- WHAT YOU HAVE TO DO: Put the lines of the records below into a numbered list, from the start of the records through the line that contains "- z-axis-label-partial-upper: 5: [808, 414, 820, 436]", omitting blank lines.

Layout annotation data
((

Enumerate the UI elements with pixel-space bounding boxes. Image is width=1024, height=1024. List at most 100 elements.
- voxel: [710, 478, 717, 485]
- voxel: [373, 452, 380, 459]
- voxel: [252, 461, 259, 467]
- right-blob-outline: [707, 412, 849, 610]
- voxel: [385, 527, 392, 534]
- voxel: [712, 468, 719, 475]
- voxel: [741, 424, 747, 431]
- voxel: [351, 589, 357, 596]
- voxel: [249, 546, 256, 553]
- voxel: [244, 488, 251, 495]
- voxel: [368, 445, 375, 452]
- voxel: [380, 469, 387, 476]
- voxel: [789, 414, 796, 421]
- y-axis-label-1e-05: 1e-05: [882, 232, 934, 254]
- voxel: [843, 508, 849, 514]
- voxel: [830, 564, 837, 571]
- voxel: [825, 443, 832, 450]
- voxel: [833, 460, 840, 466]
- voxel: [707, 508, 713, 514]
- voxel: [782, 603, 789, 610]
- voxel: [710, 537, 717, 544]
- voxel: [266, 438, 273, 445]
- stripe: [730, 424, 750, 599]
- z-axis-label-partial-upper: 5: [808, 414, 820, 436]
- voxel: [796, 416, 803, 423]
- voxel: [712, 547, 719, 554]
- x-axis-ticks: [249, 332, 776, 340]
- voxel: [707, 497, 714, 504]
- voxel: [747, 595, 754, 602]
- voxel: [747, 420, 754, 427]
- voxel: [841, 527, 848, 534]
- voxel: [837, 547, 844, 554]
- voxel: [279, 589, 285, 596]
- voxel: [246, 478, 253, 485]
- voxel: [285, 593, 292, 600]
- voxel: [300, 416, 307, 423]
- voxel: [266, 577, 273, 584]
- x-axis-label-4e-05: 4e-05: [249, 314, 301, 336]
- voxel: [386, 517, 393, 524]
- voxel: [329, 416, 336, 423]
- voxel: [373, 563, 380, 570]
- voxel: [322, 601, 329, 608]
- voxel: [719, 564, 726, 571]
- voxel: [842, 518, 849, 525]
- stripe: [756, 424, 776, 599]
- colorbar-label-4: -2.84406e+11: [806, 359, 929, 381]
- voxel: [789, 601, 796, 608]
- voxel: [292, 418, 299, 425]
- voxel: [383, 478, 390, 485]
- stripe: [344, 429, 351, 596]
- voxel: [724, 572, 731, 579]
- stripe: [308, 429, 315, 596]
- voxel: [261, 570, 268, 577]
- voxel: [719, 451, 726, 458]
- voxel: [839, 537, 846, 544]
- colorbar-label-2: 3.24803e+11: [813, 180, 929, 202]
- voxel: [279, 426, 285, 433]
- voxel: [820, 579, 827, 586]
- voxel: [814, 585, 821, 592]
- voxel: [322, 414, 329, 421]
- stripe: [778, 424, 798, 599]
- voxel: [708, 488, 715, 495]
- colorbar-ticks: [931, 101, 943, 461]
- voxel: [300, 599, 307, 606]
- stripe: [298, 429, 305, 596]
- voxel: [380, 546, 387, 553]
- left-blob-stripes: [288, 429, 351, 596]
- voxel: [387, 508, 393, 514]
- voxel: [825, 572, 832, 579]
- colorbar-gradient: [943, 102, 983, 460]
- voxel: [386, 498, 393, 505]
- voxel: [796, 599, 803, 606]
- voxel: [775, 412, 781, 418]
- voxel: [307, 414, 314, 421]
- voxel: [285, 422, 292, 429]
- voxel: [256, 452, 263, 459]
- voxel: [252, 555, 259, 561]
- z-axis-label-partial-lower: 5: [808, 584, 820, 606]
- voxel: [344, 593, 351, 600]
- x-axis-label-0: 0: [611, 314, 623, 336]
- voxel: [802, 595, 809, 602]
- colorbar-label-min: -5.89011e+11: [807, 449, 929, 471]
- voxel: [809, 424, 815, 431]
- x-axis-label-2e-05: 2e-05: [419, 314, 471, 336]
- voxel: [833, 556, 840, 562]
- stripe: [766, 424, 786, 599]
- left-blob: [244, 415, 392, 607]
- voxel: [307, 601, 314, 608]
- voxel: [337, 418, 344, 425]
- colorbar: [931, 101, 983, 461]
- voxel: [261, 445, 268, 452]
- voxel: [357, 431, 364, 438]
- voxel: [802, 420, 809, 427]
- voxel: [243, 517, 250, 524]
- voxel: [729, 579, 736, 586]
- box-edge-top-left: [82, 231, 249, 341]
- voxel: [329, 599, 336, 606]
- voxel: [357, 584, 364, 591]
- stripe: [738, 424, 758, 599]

))

- OUTPUT:
1. Enumerate the UI elements with pixel-space bounding boxes. Image is width=1024, height=1024. List at most 100 elements.
2. - voxel: [710, 478, 717, 485]
3. - voxel: [373, 452, 380, 459]
4. - voxel: [252, 461, 259, 467]
5. - right-blob-outline: [707, 412, 849, 610]
6. - voxel: [385, 527, 392, 534]
7. - voxel: [712, 468, 719, 475]
8. - voxel: [741, 424, 747, 431]
9. - voxel: [351, 589, 357, 596]
10. - voxel: [249, 546, 256, 553]
11. - voxel: [244, 488, 251, 495]
12. - voxel: [368, 445, 375, 452]
13. - voxel: [380, 469, 387, 476]
14. - voxel: [789, 414, 796, 421]
15. - y-axis-label-1e-05: 1e-05: [882, 232, 934, 254]
16. - voxel: [843, 508, 849, 514]
17. - voxel: [830, 564, 837, 571]
18. - voxel: [825, 443, 832, 450]
19. - voxel: [833, 460, 840, 466]
20. - voxel: [707, 508, 713, 514]
21. - voxel: [782, 603, 789, 610]
22. - voxel: [710, 537, 717, 544]
23. - voxel: [266, 438, 273, 445]
24. - stripe: [730, 424, 750, 599]
25. - z-axis-label-partial-upper: 5: [808, 414, 820, 436]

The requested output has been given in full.